__WRITTEN TASK__
Each line that holds the word "Global" counts once; report how many lines do so and nothing else.

(Figure collection entries)
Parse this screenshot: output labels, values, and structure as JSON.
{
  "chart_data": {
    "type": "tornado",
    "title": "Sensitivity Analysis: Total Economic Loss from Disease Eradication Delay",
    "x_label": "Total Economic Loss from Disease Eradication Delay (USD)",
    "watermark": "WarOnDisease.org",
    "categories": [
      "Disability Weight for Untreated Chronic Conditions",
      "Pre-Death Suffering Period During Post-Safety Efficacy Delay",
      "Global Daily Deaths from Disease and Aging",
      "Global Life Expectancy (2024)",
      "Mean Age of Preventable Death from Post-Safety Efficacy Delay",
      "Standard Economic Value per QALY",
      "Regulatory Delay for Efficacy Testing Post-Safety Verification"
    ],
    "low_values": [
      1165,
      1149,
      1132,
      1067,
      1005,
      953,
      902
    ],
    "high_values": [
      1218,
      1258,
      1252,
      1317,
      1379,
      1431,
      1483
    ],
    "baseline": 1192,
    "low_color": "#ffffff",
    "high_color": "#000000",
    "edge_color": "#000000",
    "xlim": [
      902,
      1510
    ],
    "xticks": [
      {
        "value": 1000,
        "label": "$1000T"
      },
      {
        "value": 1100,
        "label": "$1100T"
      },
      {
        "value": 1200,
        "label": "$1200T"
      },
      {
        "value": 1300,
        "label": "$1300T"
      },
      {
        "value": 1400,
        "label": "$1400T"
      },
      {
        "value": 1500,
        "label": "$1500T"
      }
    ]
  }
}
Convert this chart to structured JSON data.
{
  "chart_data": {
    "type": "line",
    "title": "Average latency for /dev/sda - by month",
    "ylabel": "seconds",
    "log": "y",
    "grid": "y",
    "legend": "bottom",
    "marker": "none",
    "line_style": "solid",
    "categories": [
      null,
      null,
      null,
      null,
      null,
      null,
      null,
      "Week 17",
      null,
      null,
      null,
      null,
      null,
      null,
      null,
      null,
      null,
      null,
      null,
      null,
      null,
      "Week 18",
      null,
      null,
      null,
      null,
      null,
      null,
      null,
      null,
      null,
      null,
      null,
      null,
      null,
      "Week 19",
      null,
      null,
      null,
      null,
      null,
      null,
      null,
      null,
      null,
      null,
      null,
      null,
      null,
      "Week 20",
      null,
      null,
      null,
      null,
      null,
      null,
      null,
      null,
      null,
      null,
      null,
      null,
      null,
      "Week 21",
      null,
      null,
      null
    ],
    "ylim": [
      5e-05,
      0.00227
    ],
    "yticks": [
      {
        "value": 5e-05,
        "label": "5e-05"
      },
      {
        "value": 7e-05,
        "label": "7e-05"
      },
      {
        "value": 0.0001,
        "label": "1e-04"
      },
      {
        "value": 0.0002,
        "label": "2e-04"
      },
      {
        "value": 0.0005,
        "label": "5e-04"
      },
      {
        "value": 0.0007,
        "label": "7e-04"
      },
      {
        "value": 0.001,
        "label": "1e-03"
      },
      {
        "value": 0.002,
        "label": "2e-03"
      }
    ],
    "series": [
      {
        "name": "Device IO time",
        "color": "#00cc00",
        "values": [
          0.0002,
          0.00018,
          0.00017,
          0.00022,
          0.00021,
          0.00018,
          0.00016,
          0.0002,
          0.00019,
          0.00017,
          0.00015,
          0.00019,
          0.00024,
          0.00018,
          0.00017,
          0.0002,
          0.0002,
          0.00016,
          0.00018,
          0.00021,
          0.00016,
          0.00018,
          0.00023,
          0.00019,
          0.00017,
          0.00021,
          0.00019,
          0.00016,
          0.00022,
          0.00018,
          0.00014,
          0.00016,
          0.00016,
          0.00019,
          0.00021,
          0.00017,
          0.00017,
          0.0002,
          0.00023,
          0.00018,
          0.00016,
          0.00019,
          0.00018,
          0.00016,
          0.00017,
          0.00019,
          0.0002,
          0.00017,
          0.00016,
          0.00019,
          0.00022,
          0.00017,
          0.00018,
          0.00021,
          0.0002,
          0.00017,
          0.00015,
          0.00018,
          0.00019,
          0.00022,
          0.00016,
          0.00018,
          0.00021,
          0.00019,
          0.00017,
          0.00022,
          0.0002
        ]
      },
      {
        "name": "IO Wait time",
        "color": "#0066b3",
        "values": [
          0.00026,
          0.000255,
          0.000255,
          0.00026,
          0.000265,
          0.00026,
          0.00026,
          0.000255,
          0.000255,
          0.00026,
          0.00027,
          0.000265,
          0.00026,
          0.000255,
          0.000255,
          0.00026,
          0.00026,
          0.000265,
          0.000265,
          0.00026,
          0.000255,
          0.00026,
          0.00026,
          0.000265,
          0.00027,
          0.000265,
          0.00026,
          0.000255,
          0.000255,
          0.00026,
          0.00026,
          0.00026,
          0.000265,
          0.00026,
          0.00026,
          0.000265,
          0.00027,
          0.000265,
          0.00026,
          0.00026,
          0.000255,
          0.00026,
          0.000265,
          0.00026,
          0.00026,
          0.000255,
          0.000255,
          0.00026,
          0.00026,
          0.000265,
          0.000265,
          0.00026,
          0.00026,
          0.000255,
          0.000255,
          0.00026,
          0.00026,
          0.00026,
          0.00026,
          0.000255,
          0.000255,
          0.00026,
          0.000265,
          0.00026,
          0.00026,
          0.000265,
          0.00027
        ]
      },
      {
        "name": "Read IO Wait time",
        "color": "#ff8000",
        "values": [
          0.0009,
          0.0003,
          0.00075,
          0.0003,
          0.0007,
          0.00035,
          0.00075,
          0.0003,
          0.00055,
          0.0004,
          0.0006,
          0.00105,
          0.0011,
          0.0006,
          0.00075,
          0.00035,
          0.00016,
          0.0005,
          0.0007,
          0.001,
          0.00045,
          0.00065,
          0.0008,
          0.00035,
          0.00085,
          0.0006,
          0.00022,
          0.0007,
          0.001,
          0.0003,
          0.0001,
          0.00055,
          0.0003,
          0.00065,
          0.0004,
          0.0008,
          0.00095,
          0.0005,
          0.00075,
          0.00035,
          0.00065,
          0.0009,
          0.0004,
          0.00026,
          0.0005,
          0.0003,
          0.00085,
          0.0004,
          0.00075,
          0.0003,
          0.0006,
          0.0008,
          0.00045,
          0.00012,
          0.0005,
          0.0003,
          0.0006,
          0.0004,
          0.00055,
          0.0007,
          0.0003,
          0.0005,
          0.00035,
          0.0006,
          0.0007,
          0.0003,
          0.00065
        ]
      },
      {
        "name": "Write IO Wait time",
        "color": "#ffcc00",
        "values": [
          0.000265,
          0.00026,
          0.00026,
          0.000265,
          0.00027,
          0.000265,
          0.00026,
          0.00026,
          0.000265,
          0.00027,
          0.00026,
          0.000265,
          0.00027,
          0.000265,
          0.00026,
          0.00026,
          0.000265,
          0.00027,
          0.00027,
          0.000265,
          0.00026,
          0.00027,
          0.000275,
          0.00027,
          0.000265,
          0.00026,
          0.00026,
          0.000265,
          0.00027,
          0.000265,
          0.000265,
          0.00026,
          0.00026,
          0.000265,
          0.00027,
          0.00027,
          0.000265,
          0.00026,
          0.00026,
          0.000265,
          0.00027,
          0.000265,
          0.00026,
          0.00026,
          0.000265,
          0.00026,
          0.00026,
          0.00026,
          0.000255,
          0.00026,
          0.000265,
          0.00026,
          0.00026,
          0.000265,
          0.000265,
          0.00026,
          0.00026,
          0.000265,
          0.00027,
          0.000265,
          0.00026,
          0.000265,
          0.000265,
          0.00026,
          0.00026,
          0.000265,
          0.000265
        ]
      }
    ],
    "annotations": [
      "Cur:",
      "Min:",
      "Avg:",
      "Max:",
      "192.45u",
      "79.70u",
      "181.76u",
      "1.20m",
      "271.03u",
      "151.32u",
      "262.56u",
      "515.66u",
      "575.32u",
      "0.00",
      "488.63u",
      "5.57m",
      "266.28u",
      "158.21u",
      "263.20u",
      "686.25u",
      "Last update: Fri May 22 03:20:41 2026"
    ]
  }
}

__FINAL RESULT__
2